= WORK REQUIRED =
Pictures stay out of your copy, but everything else in the records below must be repeated exactly.

= EXTRACTED RECORDS =
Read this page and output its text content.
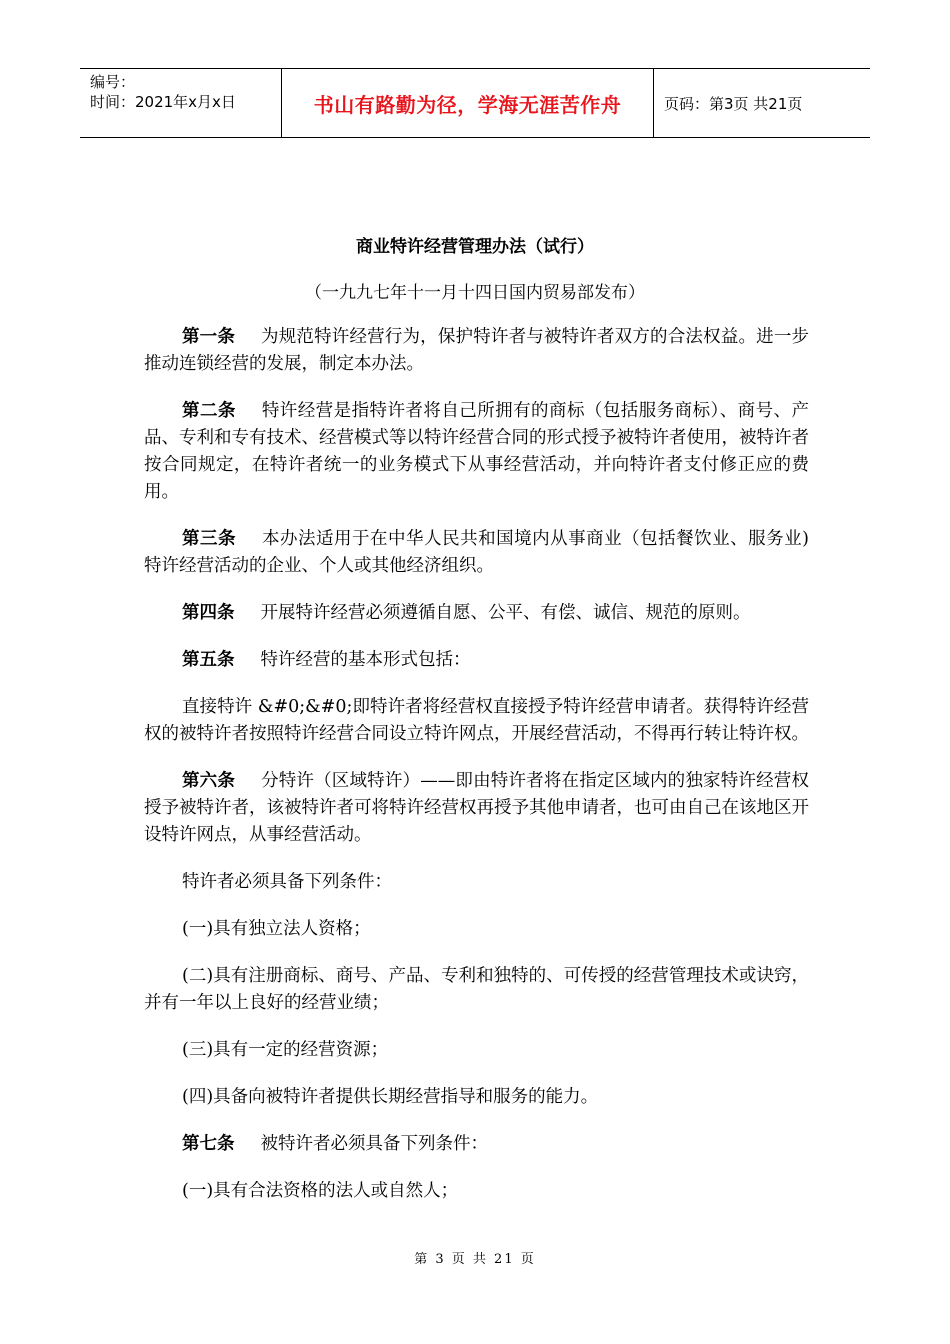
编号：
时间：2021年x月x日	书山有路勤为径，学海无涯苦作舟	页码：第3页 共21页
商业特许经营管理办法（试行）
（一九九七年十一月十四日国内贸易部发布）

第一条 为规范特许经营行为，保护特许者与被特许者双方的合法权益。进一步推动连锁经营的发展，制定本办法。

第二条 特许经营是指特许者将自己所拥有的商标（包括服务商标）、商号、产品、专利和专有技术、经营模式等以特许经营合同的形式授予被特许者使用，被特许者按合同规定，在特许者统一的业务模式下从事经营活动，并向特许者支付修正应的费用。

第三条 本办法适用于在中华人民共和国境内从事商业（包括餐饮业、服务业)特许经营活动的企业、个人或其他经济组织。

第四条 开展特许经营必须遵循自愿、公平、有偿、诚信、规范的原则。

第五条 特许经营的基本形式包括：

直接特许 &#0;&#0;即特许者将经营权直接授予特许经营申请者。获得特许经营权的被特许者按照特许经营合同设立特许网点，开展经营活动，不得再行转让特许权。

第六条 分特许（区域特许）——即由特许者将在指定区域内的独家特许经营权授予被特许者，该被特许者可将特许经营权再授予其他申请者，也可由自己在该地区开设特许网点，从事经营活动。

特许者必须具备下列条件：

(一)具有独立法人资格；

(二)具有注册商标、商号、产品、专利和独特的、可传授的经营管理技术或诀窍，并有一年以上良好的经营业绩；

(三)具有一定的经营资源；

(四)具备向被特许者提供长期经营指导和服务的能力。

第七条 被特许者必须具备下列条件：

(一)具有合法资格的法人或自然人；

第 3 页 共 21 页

= OUTPUT BELOW =
Read this page and output its text content.
编号：
时间：2021年x月x日	书山有路勤为径，学海无涯苦作舟	页码：第3页 共21页
商业特许经营管理办法（试行）
（一九九七年十一月十四日国内贸易部发布）

第一条 为规范特许经营行为，保护特许者与被特许者双方的合法权益。进一步推动连锁经营的发展，制定本办法。

第二条 特许经营是指特许者将自己所拥有的商标（包括服务商标）、商号、产品、专利和专有技术、经营模式等以特许经营合同的形式授予被特许者使用，被特许者按合同规定，在特许者统一的业务模式下从事经营活动，并向特许者支付修正应的费用。

第三条 本办法适用于在中华人民共和国境内从事商业（包括餐饮业、服务业)特许经营活动的企业、个人或其他经济组织。

第四条 开展特许经营必须遵循自愿、公平、有偿、诚信、规范的原则。

第五条 特许经营的基本形式包括：

直接特许 &#0;&#0;即特许者将经营权直接授予特许经营申请者。获得特许经营权的被特许者按照特许经营合同设立特许网点，开展经营活动，不得再行转让特许权。

第六条 分特许（区域特许）——即由特许者将在指定区域内的独家特许经营权授予被特许者，该被特许者可将特许经营权再授予其他申请者，也可由自己在该地区开设特许网点，从事经营活动。

特许者必须具备下列条件：

(一)具有独立法人资格；

(二)具有注册商标、商号、产品、专利和独特的、可传授的经营管理技术或诀窍，并有一年以上良好的经营业绩；

(三)具有一定的经营资源；

(四)具备向被特许者提供长期经营指导和服务的能力。

第七条 被特许者必须具备下列条件：

(一)具有合法资格的法人或自然人；

第 3 页 共 21 页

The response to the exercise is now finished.